» **Stated problem**
Entries follow. Set all of them down as they stand.

» **Data rows**
* Begin *

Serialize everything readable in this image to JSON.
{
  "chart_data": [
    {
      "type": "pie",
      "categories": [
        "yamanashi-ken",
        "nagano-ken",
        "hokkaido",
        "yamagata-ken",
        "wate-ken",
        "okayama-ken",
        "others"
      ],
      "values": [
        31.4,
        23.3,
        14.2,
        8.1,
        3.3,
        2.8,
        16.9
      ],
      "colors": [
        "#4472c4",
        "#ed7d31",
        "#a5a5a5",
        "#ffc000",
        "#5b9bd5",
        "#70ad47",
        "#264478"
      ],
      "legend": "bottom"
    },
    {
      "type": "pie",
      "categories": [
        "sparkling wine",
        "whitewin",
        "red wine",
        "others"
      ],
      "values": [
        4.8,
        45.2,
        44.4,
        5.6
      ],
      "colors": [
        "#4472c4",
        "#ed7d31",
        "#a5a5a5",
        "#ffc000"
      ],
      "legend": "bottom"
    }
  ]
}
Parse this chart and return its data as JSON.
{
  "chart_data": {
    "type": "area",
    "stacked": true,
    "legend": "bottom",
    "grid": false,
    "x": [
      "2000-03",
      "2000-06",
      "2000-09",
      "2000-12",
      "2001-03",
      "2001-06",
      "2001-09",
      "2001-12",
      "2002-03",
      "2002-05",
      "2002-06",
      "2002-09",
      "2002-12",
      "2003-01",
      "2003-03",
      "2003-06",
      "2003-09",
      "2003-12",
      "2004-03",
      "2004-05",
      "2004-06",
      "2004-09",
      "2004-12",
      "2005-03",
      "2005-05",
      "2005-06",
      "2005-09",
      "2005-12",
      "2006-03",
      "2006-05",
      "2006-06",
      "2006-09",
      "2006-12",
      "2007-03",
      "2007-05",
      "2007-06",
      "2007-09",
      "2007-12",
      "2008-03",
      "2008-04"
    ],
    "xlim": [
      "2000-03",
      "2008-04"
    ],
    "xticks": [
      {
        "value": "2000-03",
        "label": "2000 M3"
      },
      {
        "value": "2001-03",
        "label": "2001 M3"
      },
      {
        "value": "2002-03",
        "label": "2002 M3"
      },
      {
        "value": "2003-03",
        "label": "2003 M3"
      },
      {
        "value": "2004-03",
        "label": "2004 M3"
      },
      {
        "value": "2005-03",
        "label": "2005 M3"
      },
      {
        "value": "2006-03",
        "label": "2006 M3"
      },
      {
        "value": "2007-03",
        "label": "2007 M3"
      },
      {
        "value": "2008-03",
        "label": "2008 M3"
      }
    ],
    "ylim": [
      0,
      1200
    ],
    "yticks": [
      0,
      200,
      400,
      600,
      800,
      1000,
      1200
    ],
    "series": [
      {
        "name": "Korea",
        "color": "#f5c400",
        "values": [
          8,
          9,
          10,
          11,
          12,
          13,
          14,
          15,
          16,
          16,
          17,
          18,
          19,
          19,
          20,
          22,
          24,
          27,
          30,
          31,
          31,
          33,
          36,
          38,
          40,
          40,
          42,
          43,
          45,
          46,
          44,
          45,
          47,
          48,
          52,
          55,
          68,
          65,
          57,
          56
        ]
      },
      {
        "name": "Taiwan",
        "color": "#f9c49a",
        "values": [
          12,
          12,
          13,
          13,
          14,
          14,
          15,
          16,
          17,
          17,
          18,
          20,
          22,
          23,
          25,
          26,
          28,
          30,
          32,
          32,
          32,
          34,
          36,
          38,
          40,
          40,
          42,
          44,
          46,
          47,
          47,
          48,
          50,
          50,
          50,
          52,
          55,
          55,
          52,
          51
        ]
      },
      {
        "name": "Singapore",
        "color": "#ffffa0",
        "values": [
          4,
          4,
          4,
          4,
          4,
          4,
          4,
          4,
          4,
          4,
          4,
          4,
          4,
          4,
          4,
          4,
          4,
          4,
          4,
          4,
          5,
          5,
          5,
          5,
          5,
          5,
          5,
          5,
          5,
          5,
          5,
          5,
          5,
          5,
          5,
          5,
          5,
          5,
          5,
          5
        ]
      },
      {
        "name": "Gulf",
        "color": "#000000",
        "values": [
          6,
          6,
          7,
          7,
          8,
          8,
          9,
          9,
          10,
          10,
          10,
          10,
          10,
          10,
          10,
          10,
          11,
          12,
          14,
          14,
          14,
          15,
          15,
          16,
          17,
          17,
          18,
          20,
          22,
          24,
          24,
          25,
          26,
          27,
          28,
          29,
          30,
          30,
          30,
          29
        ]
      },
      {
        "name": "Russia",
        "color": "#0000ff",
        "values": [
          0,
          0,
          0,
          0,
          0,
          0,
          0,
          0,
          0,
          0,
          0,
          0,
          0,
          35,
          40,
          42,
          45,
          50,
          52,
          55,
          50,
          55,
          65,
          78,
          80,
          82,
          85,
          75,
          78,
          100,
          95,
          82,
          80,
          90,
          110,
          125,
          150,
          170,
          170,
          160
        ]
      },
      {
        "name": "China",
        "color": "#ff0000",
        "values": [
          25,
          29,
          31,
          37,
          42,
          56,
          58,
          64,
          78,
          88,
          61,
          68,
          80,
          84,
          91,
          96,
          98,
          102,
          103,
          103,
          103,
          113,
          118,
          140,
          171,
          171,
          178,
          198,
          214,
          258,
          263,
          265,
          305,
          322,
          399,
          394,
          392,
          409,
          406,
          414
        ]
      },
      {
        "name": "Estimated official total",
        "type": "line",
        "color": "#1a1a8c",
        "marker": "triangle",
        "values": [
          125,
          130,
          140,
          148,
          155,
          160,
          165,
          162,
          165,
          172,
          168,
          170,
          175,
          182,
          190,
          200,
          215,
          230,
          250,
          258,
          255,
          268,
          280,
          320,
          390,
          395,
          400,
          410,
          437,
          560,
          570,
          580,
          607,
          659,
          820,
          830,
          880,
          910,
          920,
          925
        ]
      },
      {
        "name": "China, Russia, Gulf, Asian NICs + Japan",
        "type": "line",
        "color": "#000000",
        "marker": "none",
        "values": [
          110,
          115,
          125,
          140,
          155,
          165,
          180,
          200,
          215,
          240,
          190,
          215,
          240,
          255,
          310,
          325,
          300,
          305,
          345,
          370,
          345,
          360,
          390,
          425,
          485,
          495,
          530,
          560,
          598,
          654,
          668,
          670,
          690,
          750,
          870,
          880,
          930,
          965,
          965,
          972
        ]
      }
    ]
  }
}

* End *

» **Answer**
Serialize everything readable in this image to JSON.
{
  "chart_data": [
    {
      "type": "pie",
      "categories": [
        "yamanashi-ken",
        "nagano-ken",
        "hokkaido",
        "yamagata-ken",
        "wate-ken",
        "okayama-ken",
        "others"
      ],
      "values": [
        31.4,
        23.3,
        14.2,
        8.1,
        3.3,
        2.8,
        16.9
      ],
      "colors": [
        "#4472c4",
        "#ed7d31",
        "#a5a5a5",
        "#ffc000",
        "#5b9bd5",
        "#70ad47",
        "#264478"
      ],
      "legend": "bottom"
    },
    {
      "type": "pie",
      "categories": [
        "sparkling wine",
        "whitewin",
        "red wine",
        "others"
      ],
      "values": [
        4.8,
        45.2,
        44.4,
        5.6
      ],
      "colors": [
        "#4472c4",
        "#ed7d31",
        "#a5a5a5",
        "#ffc000"
      ],
      "legend": "bottom"
    }
  ]
}
Parse this chart and return its data as JSON.
{
  "chart_data": {
    "type": "area",
    "stacked": true,
    "legend": "bottom",
    "grid": false,
    "x": [
      "2000-03",
      "2000-06",
      "2000-09",
      "2000-12",
      "2001-03",
      "2001-06",
      "2001-09",
      "2001-12",
      "2002-03",
      "2002-05",
      "2002-06",
      "2002-09",
      "2002-12",
      "2003-01",
      "2003-03",
      "2003-06",
      "2003-09",
      "2003-12",
      "2004-03",
      "2004-05",
      "2004-06",
      "2004-09",
      "2004-12",
      "2005-03",
      "2005-05",
      "2005-06",
      "2005-09",
      "2005-12",
      "2006-03",
      "2006-05",
      "2006-06",
      "2006-09",
      "2006-12",
      "2007-03",
      "2007-05",
      "2007-06",
      "2007-09",
      "2007-12",
      "2008-03",
      "2008-04"
    ],
    "xlim": [
      "2000-03",
      "2008-04"
    ],
    "xticks": [
      {
        "value": "2000-03",
        "label": "2000 M3"
      },
      {
        "value": "2001-03",
        "label": "2001 M3"
      },
      {
        "value": "2002-03",
        "label": "2002 M3"
      },
      {
        "value": "2003-03",
        "label": "2003 M3"
      },
      {
        "value": "2004-03",
        "label": "2004 M3"
      },
      {
        "value": "2005-03",
        "label": "2005 M3"
      },
      {
        "value": "2006-03",
        "label": "2006 M3"
      },
      {
        "value": "2007-03",
        "label": "2007 M3"
      },
      {
        "value": "2008-03",
        "label": "2008 M3"
      }
    ],
    "ylim": [
      0,
      1200
    ],
    "yticks": [
      0,
      200,
      400,
      600,
      800,
      1000,
      1200
    ],
    "series": [
      {
        "name": "Korea",
        "color": "#f5c400",
        "values": [
          8,
          9,
          10,
          11,
          12,
          13,
          14,
          15,
          16,
          16,
          17,
          18,
          19,
          19,
          20,
          22,
          24,
          27,
          30,
          31,
          31,
          33,
          36,
          38,
          40,
          40,
          42,
          43,
          45,
          46,
          44,
          45,
          47,
          48,
          52,
          55,
          68,
          65,
          57,
          56
        ]
      },
      {
        "name": "Taiwan",
        "color": "#f9c49a",
        "values": [
          12,
          12,
          13,
          13,
          14,
          14,
          15,
          16,
          17,
          17,
          18,
          20,
          22,
          23,
          25,
          26,
          28,
          30,
          32,
          32,
          32,
          34,
          36,
          38,
          40,
          40,
          42,
          44,
          46,
          47,
          47,
          48,
          50,
          50,
          50,
          52,
          55,
          55,
          52,
          51
        ]
      },
      {
        "name": "Singapore",
        "color": "#ffffa0",
        "values": [
          4,
          4,
          4,
          4,
          4,
          4,
          4,
          4,
          4,
          4,
          4,
          4,
          4,
          4,
          4,
          4,
          4,
          4,
          4,
          4,
          5,
          5,
          5,
          5,
          5,
          5,
          5,
          5,
          5,
          5,
          5,
          5,
          5,
          5,
          5,
          5,
          5,
          5,
          5,
          5
        ]
      },
      {
        "name": "Gulf",
        "color": "#000000",
        "values": [
          6,
          6,
          7,
          7,
          8,
          8,
          9,
          9,
          10,
          10,
          10,
          10,
          10,
          10,
          10,
          10,
          11,
          12,
          14,
          14,
          14,
          15,
          15,
          16,
          17,
          17,
          18,
          20,
          22,
          24,
          24,
          25,
          26,
          27,
          28,
          29,
          30,
          30,
          30,
          29
        ]
      },
      {
        "name": "Russia",
        "color": "#0000ff",
        "values": [
          0,
          0,
          0,
          0,
          0,
          0,
          0,
          0,
          0,
          0,
          0,
          0,
          0,
          35,
          40,
          42,
          45,
          50,
          52,
          55,
          50,
          55,
          65,
          78,
          80,
          82,
          85,
          75,
          78,
          100,
          95,
          82,
          80,
          90,
          110,
          125,
          150,
          170,
          170,
          160
        ]
      },
      {
        "name": "China",
        "color": "#ff0000",
        "values": [
          25,
          29,
          31,
          37,
          42,
          56,
          58,
          64,
          78,
          88,
          61,
          68,
          80,
          84,
          91,
          96,
          98,
          102,
          103,
          103,
          103,
          113,
          118,
          140,
          171,
          171,
          178,
          198,
          214,
          258,
          263,
          265,
          305,
          322,
          399,
          394,
          392,
          409,
          406,
          414
        ]
      },
      {
        "name": "Estimated official total",
        "type": "line",
        "color": "#1a1a8c",
        "marker": "triangle",
        "values": [
          125,
          130,
          140,
          148,
          155,
          160,
          165,
          162,
          165,
          172,
          168,
          170,
          175,
          182,
          190,
          200,
          215,
          230,
          250,
          258,
          255,
          268,
          280,
          320,
          390,
          395,
          400,
          410,
          437,
          560,
          570,
          580,
          607,
          659,
          820,
          830,
          880,
          910,
          920,
          925
        ]
      },
      {
        "name": "China, Russia, Gulf, Asian NICs + Japan",
        "type": "line",
        "color": "#000000",
        "marker": "none",
        "values": [
          110,
          115,
          125,
          140,
          155,
          165,
          180,
          200,
          215,
          240,
          190,
          215,
          240,
          255,
          310,
          325,
          300,
          305,
          345,
          370,
          345,
          360,
          390,
          425,
          485,
          495,
          530,
          560,
          598,
          654,
          668,
          670,
          690,
          750,
          870,
          880,
          930,
          965,
          965,
          972
        ]
      }
    ]
  }
}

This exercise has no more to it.